• [Excerpts from a figure dataset]:
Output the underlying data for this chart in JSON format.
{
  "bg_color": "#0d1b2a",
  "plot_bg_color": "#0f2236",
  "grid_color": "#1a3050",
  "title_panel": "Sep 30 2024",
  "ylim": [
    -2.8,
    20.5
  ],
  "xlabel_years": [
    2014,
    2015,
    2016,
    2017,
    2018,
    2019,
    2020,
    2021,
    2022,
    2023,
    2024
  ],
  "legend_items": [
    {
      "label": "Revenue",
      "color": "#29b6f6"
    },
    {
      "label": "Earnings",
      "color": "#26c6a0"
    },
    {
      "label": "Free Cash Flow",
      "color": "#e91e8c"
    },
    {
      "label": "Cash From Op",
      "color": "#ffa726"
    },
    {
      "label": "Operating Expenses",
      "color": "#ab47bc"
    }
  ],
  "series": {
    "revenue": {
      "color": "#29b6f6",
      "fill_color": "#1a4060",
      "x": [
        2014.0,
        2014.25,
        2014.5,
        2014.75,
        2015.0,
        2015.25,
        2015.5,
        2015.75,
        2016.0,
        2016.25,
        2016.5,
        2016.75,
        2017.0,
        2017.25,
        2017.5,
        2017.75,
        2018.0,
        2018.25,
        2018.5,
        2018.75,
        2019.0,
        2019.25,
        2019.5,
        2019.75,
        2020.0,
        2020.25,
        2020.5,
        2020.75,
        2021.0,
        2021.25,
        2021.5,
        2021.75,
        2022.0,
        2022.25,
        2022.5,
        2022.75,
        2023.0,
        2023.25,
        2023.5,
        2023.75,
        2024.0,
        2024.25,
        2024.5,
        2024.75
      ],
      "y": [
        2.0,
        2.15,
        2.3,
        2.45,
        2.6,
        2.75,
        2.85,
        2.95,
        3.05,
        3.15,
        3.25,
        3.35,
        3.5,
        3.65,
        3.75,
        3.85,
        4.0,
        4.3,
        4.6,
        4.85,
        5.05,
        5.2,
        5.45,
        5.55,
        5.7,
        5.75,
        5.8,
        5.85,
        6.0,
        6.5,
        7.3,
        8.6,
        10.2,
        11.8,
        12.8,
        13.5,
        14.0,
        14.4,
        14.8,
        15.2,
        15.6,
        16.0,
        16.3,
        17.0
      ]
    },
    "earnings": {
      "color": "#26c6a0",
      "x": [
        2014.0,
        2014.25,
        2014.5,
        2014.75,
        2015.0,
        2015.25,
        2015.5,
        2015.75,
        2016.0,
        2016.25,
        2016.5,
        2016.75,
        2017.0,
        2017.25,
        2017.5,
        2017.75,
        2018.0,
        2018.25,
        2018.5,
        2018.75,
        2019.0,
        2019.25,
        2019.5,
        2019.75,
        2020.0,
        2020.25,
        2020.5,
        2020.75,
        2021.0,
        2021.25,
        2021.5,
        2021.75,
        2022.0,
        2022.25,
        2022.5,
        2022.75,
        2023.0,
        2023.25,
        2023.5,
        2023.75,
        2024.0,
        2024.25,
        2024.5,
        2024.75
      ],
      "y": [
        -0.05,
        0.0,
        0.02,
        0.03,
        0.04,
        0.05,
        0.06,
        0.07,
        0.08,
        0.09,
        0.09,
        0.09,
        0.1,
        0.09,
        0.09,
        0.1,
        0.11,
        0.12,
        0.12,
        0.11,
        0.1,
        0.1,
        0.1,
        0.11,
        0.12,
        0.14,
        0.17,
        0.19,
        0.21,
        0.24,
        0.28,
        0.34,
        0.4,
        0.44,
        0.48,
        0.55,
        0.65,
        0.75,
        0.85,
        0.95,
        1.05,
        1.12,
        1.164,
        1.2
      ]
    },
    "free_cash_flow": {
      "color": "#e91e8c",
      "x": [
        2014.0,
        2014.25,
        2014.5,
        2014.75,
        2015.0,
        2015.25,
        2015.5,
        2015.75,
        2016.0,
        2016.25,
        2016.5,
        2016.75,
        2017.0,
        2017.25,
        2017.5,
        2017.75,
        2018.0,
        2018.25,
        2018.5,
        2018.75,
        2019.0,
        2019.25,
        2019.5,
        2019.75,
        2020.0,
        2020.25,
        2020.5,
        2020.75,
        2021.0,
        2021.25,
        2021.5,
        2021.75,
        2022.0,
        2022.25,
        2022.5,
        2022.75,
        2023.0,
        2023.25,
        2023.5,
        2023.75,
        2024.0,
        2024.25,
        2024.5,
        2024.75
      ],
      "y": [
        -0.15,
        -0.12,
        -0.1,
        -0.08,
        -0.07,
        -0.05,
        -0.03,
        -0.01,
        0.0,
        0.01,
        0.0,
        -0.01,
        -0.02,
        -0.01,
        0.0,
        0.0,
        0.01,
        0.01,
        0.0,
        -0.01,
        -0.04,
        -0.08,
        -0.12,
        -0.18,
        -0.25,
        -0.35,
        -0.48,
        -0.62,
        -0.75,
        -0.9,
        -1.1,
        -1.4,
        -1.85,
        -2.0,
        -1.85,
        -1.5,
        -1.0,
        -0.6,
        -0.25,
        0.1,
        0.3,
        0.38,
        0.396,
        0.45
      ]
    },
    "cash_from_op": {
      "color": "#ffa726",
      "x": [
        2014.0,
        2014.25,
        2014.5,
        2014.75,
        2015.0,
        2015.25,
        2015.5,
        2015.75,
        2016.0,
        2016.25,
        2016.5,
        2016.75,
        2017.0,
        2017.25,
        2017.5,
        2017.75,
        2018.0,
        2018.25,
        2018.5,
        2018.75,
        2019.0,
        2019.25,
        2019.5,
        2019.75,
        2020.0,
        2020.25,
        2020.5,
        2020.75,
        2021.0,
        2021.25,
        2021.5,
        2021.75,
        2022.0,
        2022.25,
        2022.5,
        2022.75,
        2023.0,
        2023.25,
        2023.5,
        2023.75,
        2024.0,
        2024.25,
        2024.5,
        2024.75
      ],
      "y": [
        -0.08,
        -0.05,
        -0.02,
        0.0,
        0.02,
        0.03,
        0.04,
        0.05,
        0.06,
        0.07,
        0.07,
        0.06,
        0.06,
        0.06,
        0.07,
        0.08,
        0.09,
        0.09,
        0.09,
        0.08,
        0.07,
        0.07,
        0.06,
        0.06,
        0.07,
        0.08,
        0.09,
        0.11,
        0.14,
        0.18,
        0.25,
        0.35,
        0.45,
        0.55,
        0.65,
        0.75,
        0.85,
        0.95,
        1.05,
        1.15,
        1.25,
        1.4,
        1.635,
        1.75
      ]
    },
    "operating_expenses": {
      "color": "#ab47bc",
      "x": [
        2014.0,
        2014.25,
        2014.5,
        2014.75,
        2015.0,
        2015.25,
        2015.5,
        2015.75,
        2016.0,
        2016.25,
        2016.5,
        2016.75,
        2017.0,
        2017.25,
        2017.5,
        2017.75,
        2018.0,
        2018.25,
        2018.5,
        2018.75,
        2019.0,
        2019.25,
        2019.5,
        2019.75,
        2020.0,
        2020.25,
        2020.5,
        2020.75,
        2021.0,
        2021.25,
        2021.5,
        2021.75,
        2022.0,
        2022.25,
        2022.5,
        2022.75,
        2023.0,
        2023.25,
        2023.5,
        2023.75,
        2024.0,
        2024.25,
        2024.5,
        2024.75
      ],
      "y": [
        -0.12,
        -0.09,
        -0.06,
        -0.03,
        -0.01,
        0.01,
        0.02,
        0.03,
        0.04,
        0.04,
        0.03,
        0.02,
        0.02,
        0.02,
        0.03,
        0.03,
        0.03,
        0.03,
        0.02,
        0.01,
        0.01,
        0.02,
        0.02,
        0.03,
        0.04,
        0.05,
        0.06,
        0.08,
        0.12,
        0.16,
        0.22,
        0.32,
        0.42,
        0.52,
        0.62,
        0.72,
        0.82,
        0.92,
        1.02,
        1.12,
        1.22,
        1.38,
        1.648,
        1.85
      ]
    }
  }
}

• [Stated task]:
Go through the data and return every record exactly.

• [Exercise response]:
Output the underlying data for this chart in JSON format.
{
  "bg_color": "#0d1b2a",
  "plot_bg_color": "#0f2236",
  "grid_color": "#1a3050",
  "title_panel": "Sep 30 2024",
  "ylim": [
    -2.8,
    20.5
  ],
  "xlabel_years": [
    2014,
    2015,
    2016,
    2017,
    2018,
    2019,
    2020,
    2021,
    2022,
    2023,
    2024
  ],
  "legend_items": [
    {
      "label": "Revenue",
      "color": "#29b6f6"
    },
    {
      "label": "Earnings",
      "color": "#26c6a0"
    },
    {
      "label": "Free Cash Flow",
      "color": "#e91e8c"
    },
    {
      "label": "Cash From Op",
      "color": "#ffa726"
    },
    {
      "label": "Operating Expenses",
      "color": "#ab47bc"
    }
  ],
  "series": {
    "revenue": {
      "color": "#29b6f6",
      "fill_color": "#1a4060",
      "x": [
        2014.0,
        2014.25,
        2014.5,
        2014.75,
        2015.0,
        2015.25,
        2015.5,
        2015.75,
        2016.0,
        2016.25,
        2016.5,
        2016.75,
        2017.0,
        2017.25,
        2017.5,
        2017.75,
        2018.0,
        2018.25,
        2018.5,
        2018.75,
        2019.0,
        2019.25,
        2019.5,
        2019.75,
        2020.0,
        2020.25,
        2020.5,
        2020.75,
        2021.0,
        2021.25,
        2021.5,
        2021.75,
        2022.0,
        2022.25,
        2022.5,
        2022.75,
        2023.0,
        2023.25,
        2023.5,
        2023.75,
        2024.0,
        2024.25,
        2024.5,
        2024.75
      ],
      "y": [
        2.0,
        2.15,
        2.3,
        2.45,
        2.6,
        2.75,
        2.85,
        2.95,
        3.05,
        3.15,
        3.25,
        3.35,
        3.5,
        3.65,
        3.75,
        3.85,
        4.0,
        4.3,
        4.6,
        4.85,
        5.05,
        5.2,
        5.45,
        5.55,
        5.7,
        5.75,
        5.8,
        5.85,
        6.0,
        6.5,
        7.3,
        8.6,
        10.2,
        11.8,
        12.8,
        13.5,
        14.0,
        14.4,
        14.8,
        15.2,
        15.6,
        16.0,
        16.3,
        17.0
      ]
    },
    "earnings": {
      "color": "#26c6a0",
      "x": [
        2014.0,
        2014.25,
        2014.5,
        2014.75,
        2015.0,
        2015.25,
        2015.5,
        2015.75,
        2016.0,
        2016.25,
        2016.5,
        2016.75,
        2017.0,
        2017.25,
        2017.5,
        2017.75,
        2018.0,
        2018.25,
        2018.5,
        2018.75,
        2019.0,
        2019.25,
        2019.5,
        2019.75,
        2020.0,
        2020.25,
        2020.5,
        2020.75,
        2021.0,
        2021.25,
        2021.5,
        2021.75,
        2022.0,
        2022.25,
        2022.5,
        2022.75,
        2023.0,
        2023.25,
        2023.5,
        2023.75,
        2024.0,
        2024.25,
        2024.5,
        2024.75
      ],
      "y": [
        -0.05,
        0.0,
        0.02,
        0.03,
        0.04,
        0.05,
        0.06,
        0.07,
        0.08,
        0.09,
        0.09,
        0.09,
        0.1,
        0.09,
        0.09,
        0.1,
        0.11,
        0.12,
        0.12,
        0.11,
        0.1,
        0.1,
        0.1,
        0.11,
        0.12,
        0.14,
        0.17,
        0.19,
        0.21,
        0.24,
        0.28,
        0.34,
        0.4,
        0.44,
        0.48,
        0.55,
        0.65,
        0.75,
        0.85,
        0.95,
        1.05,
        1.12,
        1.164,
        1.2
      ]
    },
    "free_cash_flow": {
      "color": "#e91e8c",
      "x": [
        2014.0,
        2014.25,
        2014.5,
        2014.75,
        2015.0,
        2015.25,
        2015.5,
        2015.75,
        2016.0,
        2016.25,
        2016.5,
        2016.75,
        2017.0,
        2017.25,
        2017.5,
        2017.75,
        2018.0,
        2018.25,
        2018.5,
        2018.75,
        2019.0,
        2019.25,
        2019.5,
        2019.75,
        2020.0,
        2020.25,
        2020.5,
        2020.75,
        2021.0,
        2021.25,
        2021.5,
        2021.75,
        2022.0,
        2022.25,
        2022.5,
        2022.75,
        2023.0,
        2023.25,
        2023.5,
        2023.75,
        2024.0,
        2024.25,
        2024.5,
        2024.75
      ],
      "y": [
        -0.15,
        -0.12,
        -0.1,
        -0.08,
        -0.07,
        -0.05,
        -0.03,
        -0.01,
        0.0,
        0.01,
        0.0,
        -0.01,
        -0.02,
        -0.01,
        0.0,
        0.0,
        0.01,
        0.01,
        0.0,
        -0.01,
        -0.04,
        -0.08,
        -0.12,
        -0.18,
        -0.25,
        -0.35,
        -0.48,
        -0.62,
        -0.75,
        -0.9,
        -1.1,
        -1.4,
        -1.85,
        -2.0,
        -1.85,
        -1.5,
        -1.0,
        -0.6,
        -0.25,
        0.1,
        0.3,
        0.38,
        0.396,
        0.45
      ]
    },
    "cash_from_op": {
      "color": "#ffa726",
      "x": [
        2014.0,
        2014.25,
        2014.5,
        2014.75,
        2015.0,
        2015.25,
        2015.5,
        2015.75,
        2016.0,
        2016.25,
        2016.5,
        2016.75,
        2017.0,
        2017.25,
        2017.5,
        2017.75,
        2018.0,
        2018.25,
        2018.5,
        2018.75,
        2019.0,
        2019.25,
        2019.5,
        2019.75,
        2020.0,
        2020.25,
        2020.5,
        2020.75,
        2021.0,
        2021.25,
        2021.5,
        2021.75,
        2022.0,
        2022.25,
        2022.5,
        2022.75,
        2023.0,
        2023.25,
        2023.5,
        2023.75,
        2024.0,
        2024.25,
        2024.5,
        2024.75
      ],
      "y": [
        -0.08,
        -0.05,
        -0.02,
        0.0,
        0.02,
        0.03,
        0.04,
        0.05,
        0.06,
        0.07,
        0.07,
        0.06,
        0.06,
        0.06,
        0.07,
        0.08,
        0.09,
        0.09,
        0.09,
        0.08,
        0.07,
        0.07,
        0.06,
        0.06,
        0.07,
        0.08,
        0.09,
        0.11,
        0.14,
        0.18,
        0.25,
        0.35,
        0.45,
        0.55,
        0.65,
        0.75,
        0.85,
        0.95,
        1.05,
        1.15,
        1.25,
        1.4,
        1.635,
        1.75
      ]
    },
    "operating_expenses": {
      "color": "#ab47bc",
      "x": [
        2014.0,
        2014.25,
        2014.5,
        2014.75,
        2015.0,
        2015.25,
        2015.5,
        2015.75,
        2016.0,
        2016.25,
        2016.5,
        2016.75,
        2017.0,
        2017.25,
        2017.5,
        2017.75,
        2018.0,
        2018.25,
        2018.5,
        2018.75,
        2019.0,
        2019.25,
        2019.5,
        2019.75,
        2020.0,
        2020.25,
        2020.5,
        2020.75,
        2021.0,
        2021.25,
        2021.5,
        2021.75,
        2022.0,
        2022.25,
        2022.5,
        2022.75,
        2023.0,
        2023.25,
        2023.5,
        2023.75,
        2024.0,
        2024.25,
        2024.5,
        2024.75
      ],
      "y": [
        -0.12,
        -0.09,
        -0.06,
        -0.03,
        -0.01,
        0.01,
        0.02,
        0.03,
        0.04,
        0.04,
        0.03,
        0.02,
        0.02,
        0.02,
        0.03,
        0.03,
        0.03,
        0.03,
        0.02,
        0.01,
        0.01,
        0.02,
        0.02,
        0.03,
        0.04,
        0.05,
        0.06,
        0.08,
        0.12,
        0.16,
        0.22,
        0.32,
        0.42,
        0.52,
        0.62,
        0.72,
        0.82,
        0.92,
        1.02,
        1.12,
        1.22,
        1.38,
        1.648,
        1.85
      ]
    }
  }
}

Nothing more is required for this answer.